# What to work on
Copy out the whole listing exactly as written, leaving the pictures behind.

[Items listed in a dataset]

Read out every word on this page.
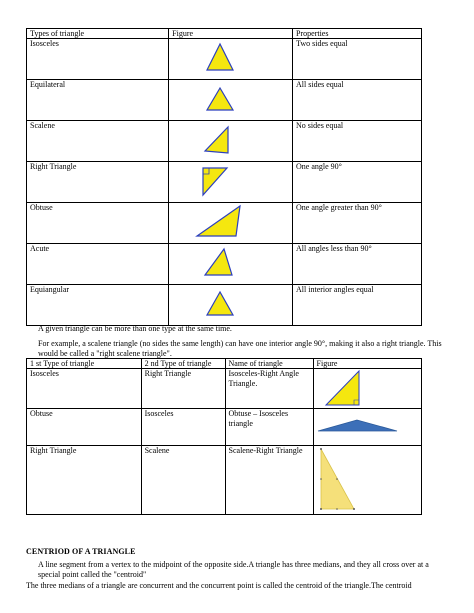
Types of triangle	Figure	Properties
Isosceles		Two sides equal
Equilateral		All sides equal
Scalene		No sides equal
Right Triangle		One angle 90°
Obtuse		One angle greater than 90°
Acute		All angles less than 90°
Equiangular		All interior angles equal

A given triangle can be more than one type at the same time.

For example, a scalene triangle (no sides the same length) can have one interior angle 90°, making it also a right triangle. This would be called a "right scalene triangle".

1 st Type of triangle	2 nd Type of triangle	Name of triangle	Figure
Isosceles	Right Triangle	Isosceles-Right Angle Triangle.	

Obtuse	Isosceles	Obtuse – Isosceles triangle	

Right Triangle	Scalene	Scalene-Right Triangle	

CENTRIOD OF A TRIANGLE

A line segment from a vertex to the midpoint of the opposite side.A triangle has three medians, and they all cross over at a special point called the "centroid"

The three medians of a triangle are concurrent and the concurrent point is called the centroid of the triangle.The centroid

# Solution to the exercise
Read out every word on this page.
Types of triangle	Figure	Properties
Isosceles		Two sides equal
Equilateral		All sides equal
Scalene		No sides equal
Right Triangle		One angle 90°
Obtuse		One angle greater than 90°
Acute		All angles less than 90°
Equiangular		All interior angles equal

A given triangle can be more than one type at the same time.

For example, a scalene triangle (no sides the same length) can have one interior angle 90°, making it also a right triangle. This would be called a "right scalene triangle".

1 st Type of triangle	2 nd Type of triangle	Name of triangle	Figure
Isosceles	Right Triangle	Isosceles-Right Angle Triangle.	

Obtuse	Isosceles	Obtuse – Isosceles triangle	

Right Triangle	Scalene	Scalene-Right Triangle	

CENTRIOD OF A TRIANGLE

A line segment from a vertex to the midpoint of the opposite side.A triangle has three medians, and they all cross over at a special point called the "centroid"

The three medians of a triangle are concurrent and the concurrent point is called the centroid of the triangle.The centroid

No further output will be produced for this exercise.